Prompt
Among the following entries, count the lines that contain "watermark" and report only the result.

Stored records
○ ○ ○ ○

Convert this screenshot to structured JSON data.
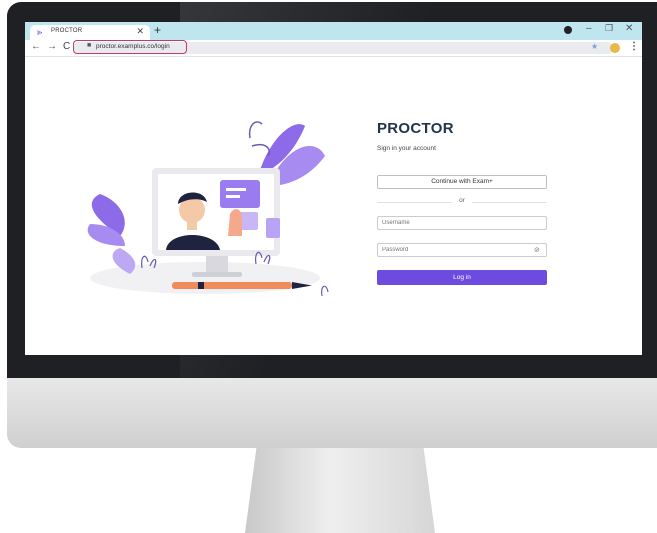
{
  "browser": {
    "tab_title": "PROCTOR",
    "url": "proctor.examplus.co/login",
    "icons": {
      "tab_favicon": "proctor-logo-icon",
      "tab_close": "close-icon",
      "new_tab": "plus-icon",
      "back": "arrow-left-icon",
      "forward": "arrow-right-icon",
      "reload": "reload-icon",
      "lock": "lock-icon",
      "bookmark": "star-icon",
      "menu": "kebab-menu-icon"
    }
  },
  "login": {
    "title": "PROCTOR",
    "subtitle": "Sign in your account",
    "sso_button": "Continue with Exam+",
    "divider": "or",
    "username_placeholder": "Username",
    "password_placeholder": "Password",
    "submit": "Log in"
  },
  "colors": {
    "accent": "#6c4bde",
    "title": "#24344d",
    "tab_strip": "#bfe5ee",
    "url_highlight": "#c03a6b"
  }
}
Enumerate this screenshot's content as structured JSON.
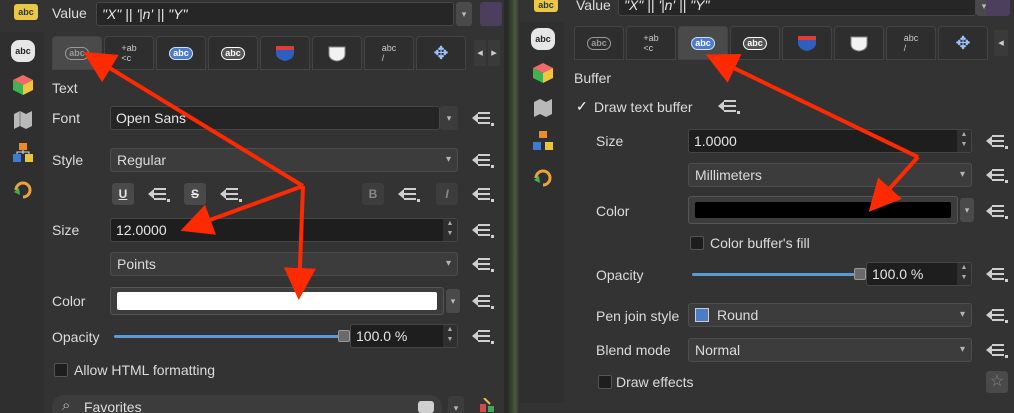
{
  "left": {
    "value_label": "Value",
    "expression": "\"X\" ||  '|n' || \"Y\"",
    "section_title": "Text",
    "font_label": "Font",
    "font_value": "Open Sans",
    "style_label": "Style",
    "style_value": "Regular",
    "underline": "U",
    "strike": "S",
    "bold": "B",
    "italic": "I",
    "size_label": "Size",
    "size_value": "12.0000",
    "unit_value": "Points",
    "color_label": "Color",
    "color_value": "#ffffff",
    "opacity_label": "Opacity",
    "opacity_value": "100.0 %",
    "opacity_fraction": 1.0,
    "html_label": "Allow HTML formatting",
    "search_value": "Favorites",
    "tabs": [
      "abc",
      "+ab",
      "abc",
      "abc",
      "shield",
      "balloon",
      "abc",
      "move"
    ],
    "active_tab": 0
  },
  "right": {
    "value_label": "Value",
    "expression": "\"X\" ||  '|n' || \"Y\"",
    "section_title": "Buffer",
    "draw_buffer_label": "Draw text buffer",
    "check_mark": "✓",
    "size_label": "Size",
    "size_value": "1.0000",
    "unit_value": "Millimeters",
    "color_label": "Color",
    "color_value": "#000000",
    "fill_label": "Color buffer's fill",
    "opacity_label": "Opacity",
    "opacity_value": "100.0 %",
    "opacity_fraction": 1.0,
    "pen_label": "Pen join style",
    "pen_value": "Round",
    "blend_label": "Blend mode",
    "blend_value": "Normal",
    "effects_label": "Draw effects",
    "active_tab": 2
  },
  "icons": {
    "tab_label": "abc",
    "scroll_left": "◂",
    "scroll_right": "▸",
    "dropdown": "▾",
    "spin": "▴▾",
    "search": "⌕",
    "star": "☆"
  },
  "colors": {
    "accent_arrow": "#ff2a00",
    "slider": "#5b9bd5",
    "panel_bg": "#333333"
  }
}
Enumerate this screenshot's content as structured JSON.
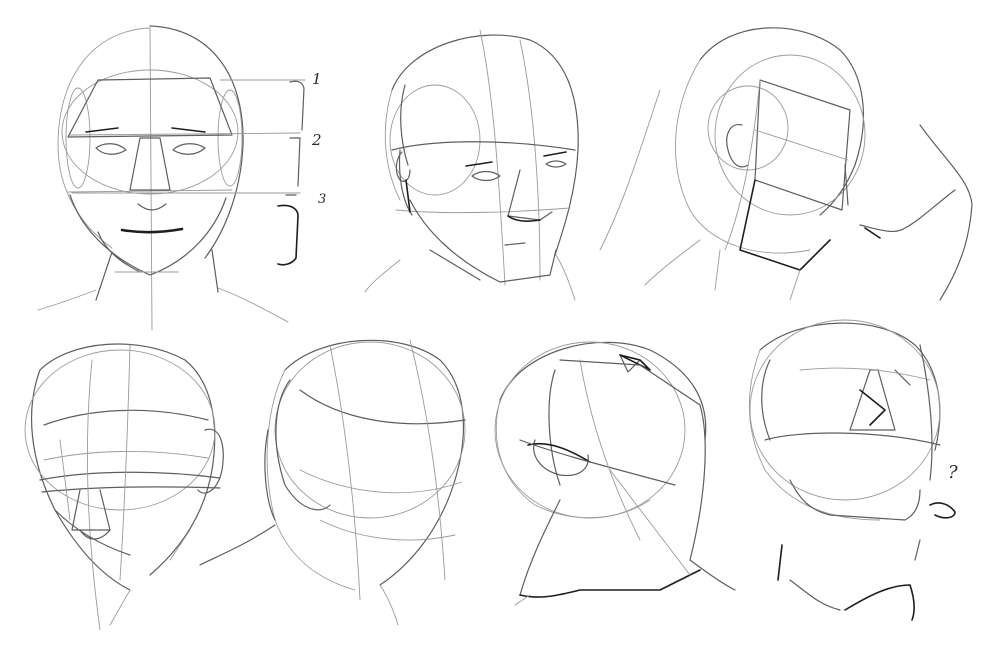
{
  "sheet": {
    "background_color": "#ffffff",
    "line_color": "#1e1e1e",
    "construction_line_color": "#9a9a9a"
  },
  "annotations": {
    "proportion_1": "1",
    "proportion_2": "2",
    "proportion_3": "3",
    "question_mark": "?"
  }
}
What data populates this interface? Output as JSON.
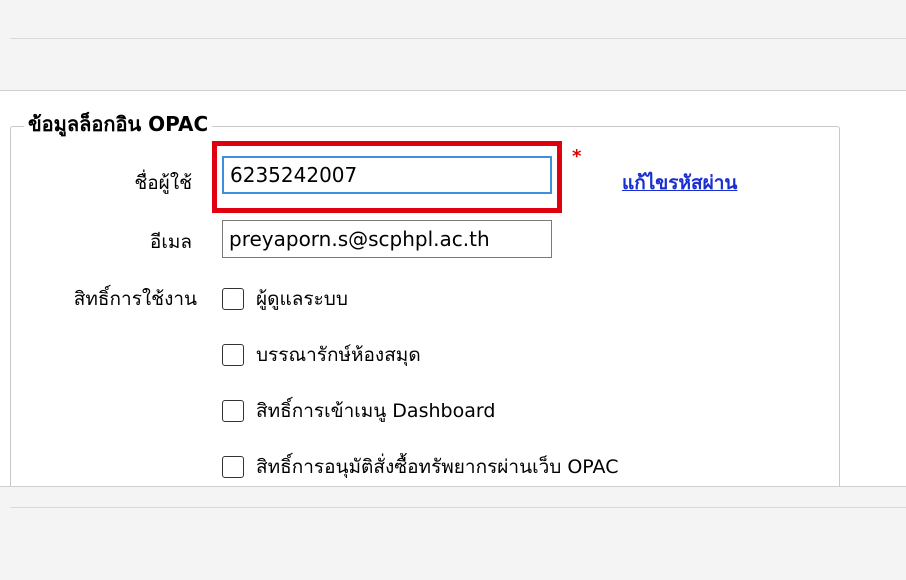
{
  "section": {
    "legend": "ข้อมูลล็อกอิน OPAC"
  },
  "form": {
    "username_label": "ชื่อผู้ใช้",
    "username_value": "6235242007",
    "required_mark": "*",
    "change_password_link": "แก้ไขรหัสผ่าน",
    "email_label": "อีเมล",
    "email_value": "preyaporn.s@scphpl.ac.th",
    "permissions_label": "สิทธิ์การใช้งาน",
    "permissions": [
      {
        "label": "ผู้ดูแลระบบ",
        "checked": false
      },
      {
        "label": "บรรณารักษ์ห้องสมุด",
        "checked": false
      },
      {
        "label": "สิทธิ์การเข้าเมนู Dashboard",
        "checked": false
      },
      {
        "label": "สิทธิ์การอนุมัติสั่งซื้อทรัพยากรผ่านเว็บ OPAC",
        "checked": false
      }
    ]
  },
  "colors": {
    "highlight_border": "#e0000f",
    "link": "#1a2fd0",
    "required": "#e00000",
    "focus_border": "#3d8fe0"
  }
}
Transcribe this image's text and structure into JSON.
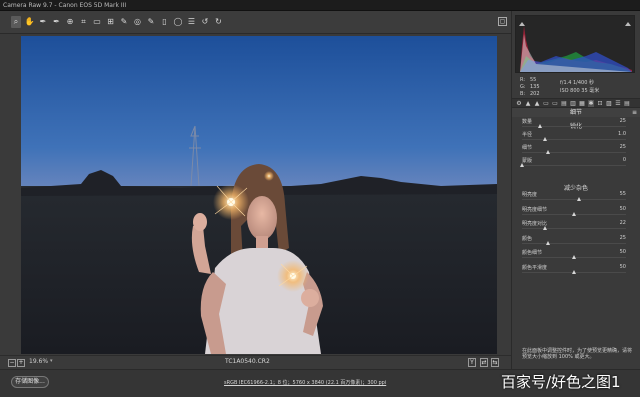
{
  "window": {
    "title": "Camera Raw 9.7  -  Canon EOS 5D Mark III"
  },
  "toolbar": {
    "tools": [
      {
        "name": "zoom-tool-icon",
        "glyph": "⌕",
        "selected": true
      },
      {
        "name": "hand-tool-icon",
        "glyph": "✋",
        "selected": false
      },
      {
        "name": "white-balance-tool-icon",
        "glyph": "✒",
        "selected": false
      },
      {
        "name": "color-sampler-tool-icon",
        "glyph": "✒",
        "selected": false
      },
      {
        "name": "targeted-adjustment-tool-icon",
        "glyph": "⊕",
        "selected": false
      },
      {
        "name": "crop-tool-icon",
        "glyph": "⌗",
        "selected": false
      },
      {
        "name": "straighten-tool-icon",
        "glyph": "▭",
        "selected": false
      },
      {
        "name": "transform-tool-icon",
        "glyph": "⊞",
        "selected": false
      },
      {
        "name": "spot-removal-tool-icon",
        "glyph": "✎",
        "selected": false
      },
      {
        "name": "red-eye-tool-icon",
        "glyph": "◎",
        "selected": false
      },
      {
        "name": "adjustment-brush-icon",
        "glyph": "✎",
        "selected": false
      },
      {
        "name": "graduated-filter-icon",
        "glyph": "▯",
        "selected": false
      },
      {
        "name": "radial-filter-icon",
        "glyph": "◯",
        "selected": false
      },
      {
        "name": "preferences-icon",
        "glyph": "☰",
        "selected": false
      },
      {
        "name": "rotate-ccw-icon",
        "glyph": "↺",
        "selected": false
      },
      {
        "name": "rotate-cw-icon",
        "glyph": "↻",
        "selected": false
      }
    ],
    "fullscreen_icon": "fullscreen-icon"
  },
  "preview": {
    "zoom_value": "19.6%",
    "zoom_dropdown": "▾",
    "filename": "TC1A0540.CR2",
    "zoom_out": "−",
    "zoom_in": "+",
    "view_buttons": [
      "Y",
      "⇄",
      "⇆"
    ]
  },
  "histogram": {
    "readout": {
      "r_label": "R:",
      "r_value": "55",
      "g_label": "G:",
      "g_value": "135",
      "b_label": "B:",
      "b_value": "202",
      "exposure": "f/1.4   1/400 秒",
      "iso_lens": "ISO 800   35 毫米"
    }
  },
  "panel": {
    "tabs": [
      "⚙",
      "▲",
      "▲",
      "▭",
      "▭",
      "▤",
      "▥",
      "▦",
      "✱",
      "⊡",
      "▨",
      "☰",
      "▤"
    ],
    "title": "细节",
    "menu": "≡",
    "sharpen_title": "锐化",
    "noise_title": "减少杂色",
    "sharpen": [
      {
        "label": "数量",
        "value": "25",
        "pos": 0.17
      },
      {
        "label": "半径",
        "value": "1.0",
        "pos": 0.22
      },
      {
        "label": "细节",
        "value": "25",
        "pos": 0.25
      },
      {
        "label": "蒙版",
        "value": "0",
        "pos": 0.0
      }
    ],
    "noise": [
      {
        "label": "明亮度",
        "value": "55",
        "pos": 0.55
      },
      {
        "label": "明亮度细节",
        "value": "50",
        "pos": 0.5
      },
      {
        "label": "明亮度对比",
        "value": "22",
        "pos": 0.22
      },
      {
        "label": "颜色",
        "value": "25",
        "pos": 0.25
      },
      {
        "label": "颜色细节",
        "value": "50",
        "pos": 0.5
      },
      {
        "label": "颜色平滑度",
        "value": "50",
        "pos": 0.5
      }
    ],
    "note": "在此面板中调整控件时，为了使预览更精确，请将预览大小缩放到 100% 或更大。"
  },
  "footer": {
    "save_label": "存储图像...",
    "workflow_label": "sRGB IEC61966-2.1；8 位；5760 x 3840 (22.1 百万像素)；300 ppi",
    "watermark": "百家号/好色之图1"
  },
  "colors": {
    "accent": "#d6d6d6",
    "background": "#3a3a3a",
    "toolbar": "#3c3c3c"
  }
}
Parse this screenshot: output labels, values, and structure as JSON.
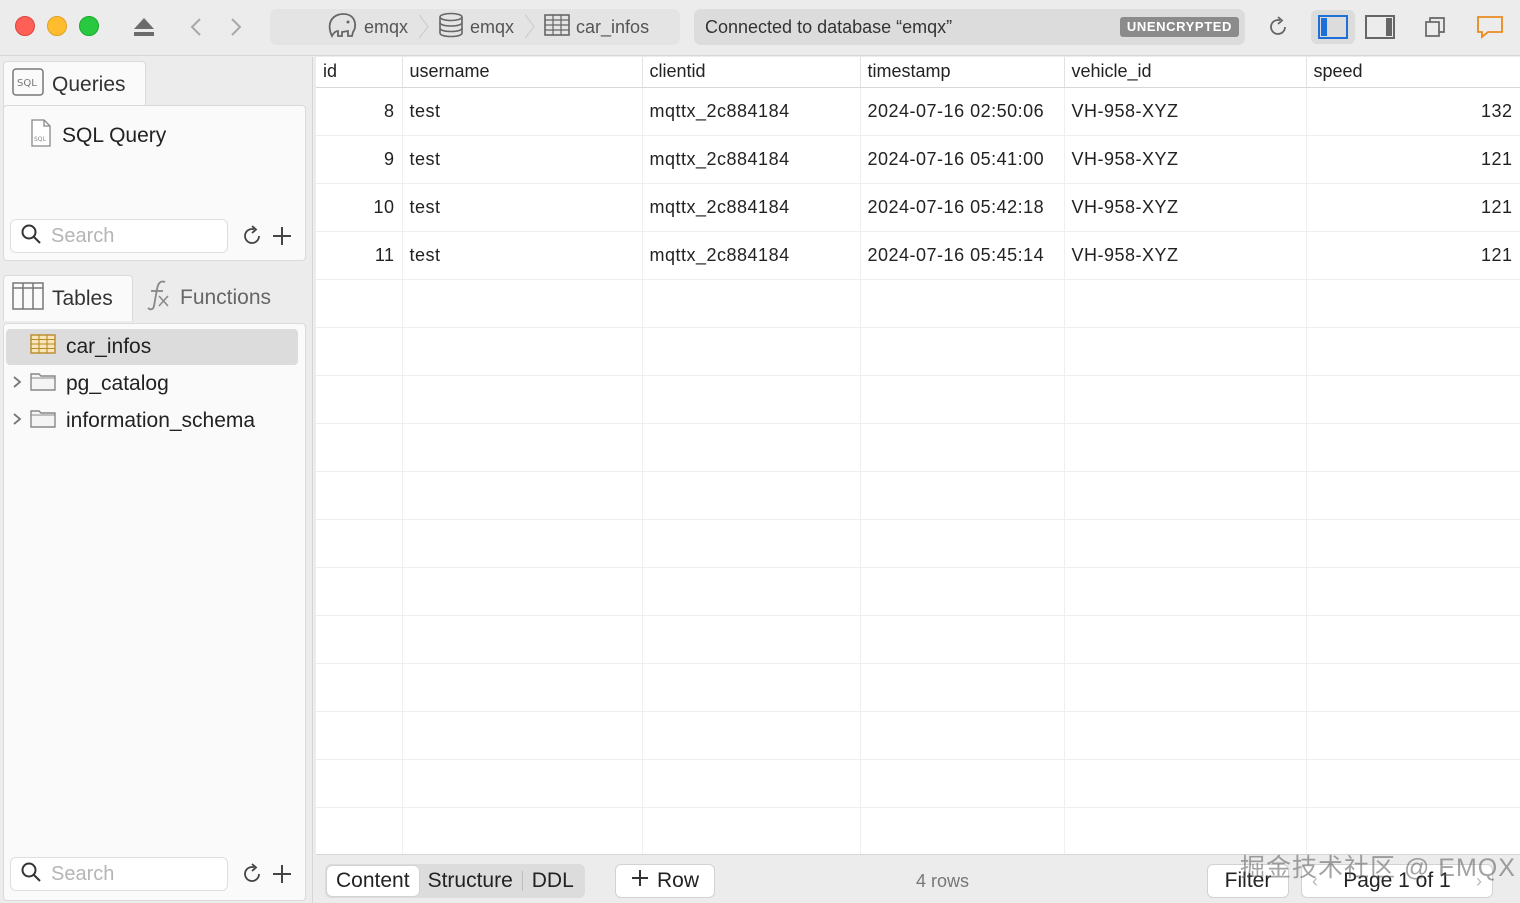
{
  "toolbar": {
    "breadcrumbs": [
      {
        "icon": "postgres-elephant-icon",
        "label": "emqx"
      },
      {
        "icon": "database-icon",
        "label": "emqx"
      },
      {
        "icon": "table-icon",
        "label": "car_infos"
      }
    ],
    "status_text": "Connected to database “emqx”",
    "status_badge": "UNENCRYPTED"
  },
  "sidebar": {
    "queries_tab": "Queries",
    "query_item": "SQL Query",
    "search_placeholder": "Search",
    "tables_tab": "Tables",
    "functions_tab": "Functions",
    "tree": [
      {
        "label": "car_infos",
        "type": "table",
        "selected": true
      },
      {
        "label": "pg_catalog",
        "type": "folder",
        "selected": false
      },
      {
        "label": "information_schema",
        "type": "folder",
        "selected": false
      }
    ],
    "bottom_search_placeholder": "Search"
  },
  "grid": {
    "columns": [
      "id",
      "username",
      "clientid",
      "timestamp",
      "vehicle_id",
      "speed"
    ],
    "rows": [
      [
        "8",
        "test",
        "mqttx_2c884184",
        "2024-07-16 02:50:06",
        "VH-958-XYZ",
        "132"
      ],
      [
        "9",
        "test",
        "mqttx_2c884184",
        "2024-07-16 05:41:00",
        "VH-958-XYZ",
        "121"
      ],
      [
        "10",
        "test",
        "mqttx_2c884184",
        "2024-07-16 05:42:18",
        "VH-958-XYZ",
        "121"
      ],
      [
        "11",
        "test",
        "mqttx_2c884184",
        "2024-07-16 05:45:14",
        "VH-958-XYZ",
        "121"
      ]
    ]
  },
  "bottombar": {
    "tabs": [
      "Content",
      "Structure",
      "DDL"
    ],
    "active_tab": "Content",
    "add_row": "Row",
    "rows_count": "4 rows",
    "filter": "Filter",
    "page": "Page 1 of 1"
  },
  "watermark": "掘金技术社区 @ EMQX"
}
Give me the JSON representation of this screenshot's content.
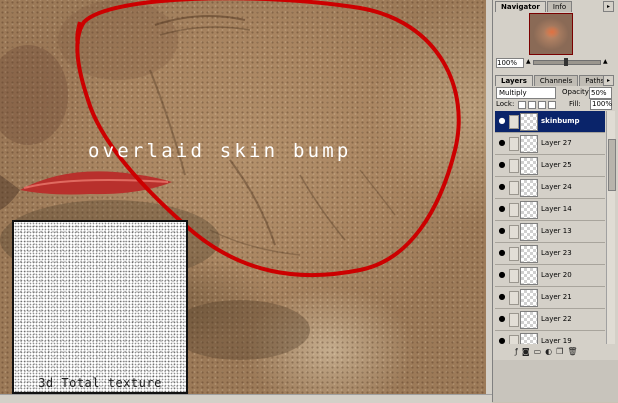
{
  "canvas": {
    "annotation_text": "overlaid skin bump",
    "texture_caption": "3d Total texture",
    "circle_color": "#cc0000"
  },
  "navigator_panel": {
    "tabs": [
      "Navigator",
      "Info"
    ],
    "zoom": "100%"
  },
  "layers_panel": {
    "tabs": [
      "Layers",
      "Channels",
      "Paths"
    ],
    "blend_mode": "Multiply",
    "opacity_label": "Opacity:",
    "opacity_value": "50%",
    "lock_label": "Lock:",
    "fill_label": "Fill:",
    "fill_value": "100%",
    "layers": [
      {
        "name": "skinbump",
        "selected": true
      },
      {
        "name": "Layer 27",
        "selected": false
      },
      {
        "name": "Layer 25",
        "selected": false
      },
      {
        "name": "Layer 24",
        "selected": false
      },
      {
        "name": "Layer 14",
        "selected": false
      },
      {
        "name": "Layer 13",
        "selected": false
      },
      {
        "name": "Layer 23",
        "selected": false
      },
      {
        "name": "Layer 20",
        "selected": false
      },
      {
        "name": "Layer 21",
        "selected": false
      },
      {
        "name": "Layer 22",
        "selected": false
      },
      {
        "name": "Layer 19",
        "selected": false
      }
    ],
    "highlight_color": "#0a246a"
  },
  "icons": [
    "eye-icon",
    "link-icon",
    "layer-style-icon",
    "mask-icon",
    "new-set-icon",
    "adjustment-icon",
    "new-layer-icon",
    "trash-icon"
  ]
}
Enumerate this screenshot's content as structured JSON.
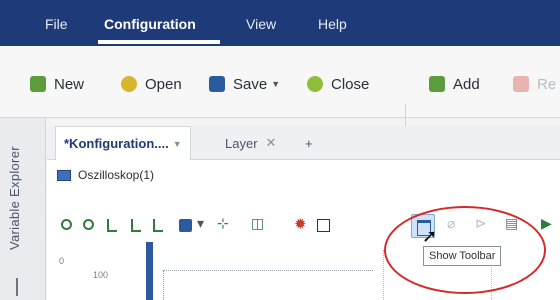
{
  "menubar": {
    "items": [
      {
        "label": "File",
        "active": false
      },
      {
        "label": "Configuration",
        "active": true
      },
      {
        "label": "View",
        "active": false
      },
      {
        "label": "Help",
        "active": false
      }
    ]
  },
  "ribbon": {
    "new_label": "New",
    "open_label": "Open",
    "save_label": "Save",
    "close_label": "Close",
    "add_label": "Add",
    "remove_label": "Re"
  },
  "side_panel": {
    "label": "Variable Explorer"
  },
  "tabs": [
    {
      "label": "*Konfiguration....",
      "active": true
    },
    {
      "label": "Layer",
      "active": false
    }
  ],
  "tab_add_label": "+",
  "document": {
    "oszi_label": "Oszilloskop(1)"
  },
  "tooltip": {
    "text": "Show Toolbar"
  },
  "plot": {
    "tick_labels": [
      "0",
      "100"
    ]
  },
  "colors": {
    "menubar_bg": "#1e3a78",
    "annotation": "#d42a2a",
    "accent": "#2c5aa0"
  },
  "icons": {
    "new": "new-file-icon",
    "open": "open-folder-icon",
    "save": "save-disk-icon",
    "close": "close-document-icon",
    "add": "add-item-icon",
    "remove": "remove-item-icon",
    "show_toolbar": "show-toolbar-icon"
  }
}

○ ○ ○ ○

Exercise output
2